Collected data entries

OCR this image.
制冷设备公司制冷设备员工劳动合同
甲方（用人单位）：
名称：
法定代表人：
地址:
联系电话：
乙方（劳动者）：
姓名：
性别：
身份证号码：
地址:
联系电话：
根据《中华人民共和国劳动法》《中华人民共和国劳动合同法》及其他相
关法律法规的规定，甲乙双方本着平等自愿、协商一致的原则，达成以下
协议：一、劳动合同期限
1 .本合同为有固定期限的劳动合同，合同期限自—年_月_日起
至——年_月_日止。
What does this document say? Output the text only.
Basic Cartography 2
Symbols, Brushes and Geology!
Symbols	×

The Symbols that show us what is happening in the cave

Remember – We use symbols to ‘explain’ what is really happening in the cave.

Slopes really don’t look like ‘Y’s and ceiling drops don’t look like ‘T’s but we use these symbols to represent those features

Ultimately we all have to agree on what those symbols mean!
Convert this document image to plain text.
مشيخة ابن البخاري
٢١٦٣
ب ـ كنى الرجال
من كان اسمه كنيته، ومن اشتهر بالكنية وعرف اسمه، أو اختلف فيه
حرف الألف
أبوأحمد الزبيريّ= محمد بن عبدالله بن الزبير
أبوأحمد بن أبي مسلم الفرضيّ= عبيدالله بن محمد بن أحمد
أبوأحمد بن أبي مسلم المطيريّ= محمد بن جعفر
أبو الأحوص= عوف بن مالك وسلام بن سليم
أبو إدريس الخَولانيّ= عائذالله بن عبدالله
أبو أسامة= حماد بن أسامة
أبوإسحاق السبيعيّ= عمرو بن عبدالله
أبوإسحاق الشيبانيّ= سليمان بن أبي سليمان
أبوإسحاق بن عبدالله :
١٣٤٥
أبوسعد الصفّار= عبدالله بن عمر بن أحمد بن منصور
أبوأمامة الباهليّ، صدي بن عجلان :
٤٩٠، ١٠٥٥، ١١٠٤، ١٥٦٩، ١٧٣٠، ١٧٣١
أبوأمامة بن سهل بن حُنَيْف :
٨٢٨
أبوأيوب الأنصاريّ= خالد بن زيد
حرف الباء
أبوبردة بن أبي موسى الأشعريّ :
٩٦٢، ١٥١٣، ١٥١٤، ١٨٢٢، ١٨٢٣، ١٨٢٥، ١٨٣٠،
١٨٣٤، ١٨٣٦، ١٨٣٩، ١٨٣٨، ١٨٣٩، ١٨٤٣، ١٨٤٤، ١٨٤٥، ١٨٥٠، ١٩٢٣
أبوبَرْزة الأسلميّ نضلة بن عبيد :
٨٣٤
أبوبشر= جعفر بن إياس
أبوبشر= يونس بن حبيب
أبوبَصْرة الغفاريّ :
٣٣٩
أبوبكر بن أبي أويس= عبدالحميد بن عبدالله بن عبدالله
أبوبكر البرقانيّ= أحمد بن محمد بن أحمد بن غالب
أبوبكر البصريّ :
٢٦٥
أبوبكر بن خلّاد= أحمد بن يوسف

## Problem to solve
Retype exactly the lines from the one containing "What does this" through the last line of the records above, including both.

## Solution
What does this document say? Output the text only.
Basic Cartography 2
Symbols, Brushes and Geology!
Symbols	×

The Symbols that show us what is happening in the cave

Remember – We use symbols to ‘explain’ what is really happening in the cave.

Slopes really don’t look like ‘Y’s and ceiling drops don’t look like ‘T’s but we use these symbols to represent those features

Ultimately we all have to agree on what those symbols mean!
Convert this document image to plain text.
مشيخة ابن البخاري
٢١٦٣
ب ـ كنى الرجال
من كان اسمه كنيته، ومن اشتهر بالكنية وعرف اسمه، أو اختلف فيه
حرف الألف
أبوأحمد الزبيريّ= محمد بن عبدالله بن الزبير
أبوأحمد بن أبي مسلم الفرضيّ= عبيدالله بن محمد بن أحمد
أبوأحمد بن أبي مسلم المطيريّ= محمد بن جعفر
أبو الأحوص= عوف بن مالك وسلام بن سليم
أبو إدريس الخَولانيّ= عائذالله بن عبدالله
أبو أسامة= حماد بن أسامة
أبوإسحاق السبيعيّ= عمرو بن عبدالله
أبوإسحاق الشيبانيّ= سليمان بن أبي سليمان
أبوإسحاق بن عبدالله :
١٣٤٥
أبوسعد الصفّار= عبدالله بن عمر بن أحمد بن منصور
أبوأمامة الباهليّ، صدي بن عجلان :
٤٩٠، ١٠٥٥، ١١٠٤، ١٥٦٩، ١٧٣٠، ١٧٣١
أبوأمامة بن سهل بن حُنَيْف :
٨٢٨
أبوأيوب الأنصاريّ= خالد بن زيد
حرف الباء
أبوبردة بن أبي موسى الأشعريّ :
٩٦٢، ١٥١٣، ١٥١٤، ١٨٢٢، ١٨٢٣، ١٨٢٥، ١٨٣٠،
١٨٣٤، ١٨٣٦، ١٨٣٩، ١٨٣٨، ١٨٣٩، ١٨٤٣، ١٨٤٤، ١٨٤٥، ١٨٥٠، ١٩٢٣
أبوبَرْزة الأسلميّ نضلة بن عبيد :
٨٣٤
أبوبشر= جعفر بن إياس
أبوبشر= يونس بن حبيب
أبوبَصْرة الغفاريّ :
٣٣٩
أبوبكر بن أبي أويس= عبدالحميد بن عبدالله بن عبدالله
أبوبكر البرقانيّ= أحمد بن محمد بن أحمد بن غالب
أبوبكر البصريّ :
٢٦٥
أبوبكر بن خلّاد= أحمد بن يوسف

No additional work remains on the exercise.